== SUPPLIED INFORMATION ==

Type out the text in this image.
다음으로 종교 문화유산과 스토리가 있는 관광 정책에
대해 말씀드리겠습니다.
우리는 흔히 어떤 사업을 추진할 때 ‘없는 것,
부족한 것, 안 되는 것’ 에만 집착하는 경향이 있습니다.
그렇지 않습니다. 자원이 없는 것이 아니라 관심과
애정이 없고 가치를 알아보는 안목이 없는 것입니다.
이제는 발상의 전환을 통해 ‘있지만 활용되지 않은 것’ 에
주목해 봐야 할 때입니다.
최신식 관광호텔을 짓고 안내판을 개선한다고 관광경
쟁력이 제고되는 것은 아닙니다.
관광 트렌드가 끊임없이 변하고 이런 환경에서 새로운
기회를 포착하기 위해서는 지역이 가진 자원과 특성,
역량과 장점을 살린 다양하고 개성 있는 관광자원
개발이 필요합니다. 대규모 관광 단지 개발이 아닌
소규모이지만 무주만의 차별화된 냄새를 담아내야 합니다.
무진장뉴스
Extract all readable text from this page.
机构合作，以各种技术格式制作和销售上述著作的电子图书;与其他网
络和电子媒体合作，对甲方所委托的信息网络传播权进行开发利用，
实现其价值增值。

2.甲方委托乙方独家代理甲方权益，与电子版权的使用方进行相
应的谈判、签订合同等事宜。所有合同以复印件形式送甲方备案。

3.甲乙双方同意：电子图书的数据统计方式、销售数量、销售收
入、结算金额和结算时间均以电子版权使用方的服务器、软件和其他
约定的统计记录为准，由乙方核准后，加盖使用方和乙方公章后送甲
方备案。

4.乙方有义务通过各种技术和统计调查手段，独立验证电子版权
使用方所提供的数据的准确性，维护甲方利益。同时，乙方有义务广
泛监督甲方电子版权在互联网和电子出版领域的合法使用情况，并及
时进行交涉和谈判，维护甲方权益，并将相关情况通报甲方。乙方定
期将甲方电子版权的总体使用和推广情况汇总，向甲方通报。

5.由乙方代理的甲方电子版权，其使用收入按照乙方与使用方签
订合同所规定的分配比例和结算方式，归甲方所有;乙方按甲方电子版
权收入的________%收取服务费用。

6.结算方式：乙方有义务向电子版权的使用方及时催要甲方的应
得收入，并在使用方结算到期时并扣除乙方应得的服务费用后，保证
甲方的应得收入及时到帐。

== WORK TO COMPLETE ==
Write out all the entries exactly.

== FINISHED ANSWER ==
Type out the text in this image.
다음으로 종교 문화유산과 스토리가 있는 관광 정책에
대해 말씀드리겠습니다.
우리는 흔히 어떤 사업을 추진할 때 ‘없는 것,
부족한 것, 안 되는 것’ 에만 집착하는 경향이 있습니다.
그렇지 않습니다. 자원이 없는 것이 아니라 관심과
애정이 없고 가치를 알아보는 안목이 없는 것입니다.
이제는 발상의 전환을 통해 ‘있지만 활용되지 않은 것’ 에
주목해 봐야 할 때입니다.
최신식 관광호텔을 짓고 안내판을 개선한다고 관광경
쟁력이 제고되는 것은 아닙니다.
관광 트렌드가 끊임없이 변하고 이런 환경에서 새로운
기회를 포착하기 위해서는 지역이 가진 자원과 특성,
역량과 장점을 살린 다양하고 개성 있는 관광자원
개발이 필요합니다. 대규모 관광 단지 개발이 아닌
소규모이지만 무주만의 차별화된 냄새를 담아내야 합니다.
무진장뉴스
Extract all readable text from this page.
机构合作，以各种技术格式制作和销售上述著作的电子图书;与其他网
络和电子媒体合作，对甲方所委托的信息网络传播权进行开发利用，
实现其价值增值。

2.甲方委托乙方独家代理甲方权益，与电子版权的使用方进行相
应的谈判、签订合同等事宜。所有合同以复印件形式送甲方备案。

3.甲乙双方同意：电子图书的数据统计方式、销售数量、销售收
入、结算金额和结算时间均以电子版权使用方的服务器、软件和其他
约定的统计记录为准，由乙方核准后，加盖使用方和乙方公章后送甲
方备案。

4.乙方有义务通过各种技术和统计调查手段，独立验证电子版权
使用方所提供的数据的准确性，维护甲方利益。同时，乙方有义务广
泛监督甲方电子版权在互联网和电子出版领域的合法使用情况，并及
时进行交涉和谈判，维护甲方权益，并将相关情况通报甲方。乙方定
期将甲方电子版权的总体使用和推广情况汇总，向甲方通报。

5.由乙方代理的甲方电子版权，其使用收入按照乙方与使用方签
订合同所规定的分配比例和结算方式，归甲方所有;乙方按甲方电子版
权收入的________%收取服务费用。

6.结算方式：乙方有义务向电子版权的使用方及时催要甲方的应
得收入，并在使用方结算到期时并扣除乙方应得的服务费用后，保证
甲方的应得收入及时到帐。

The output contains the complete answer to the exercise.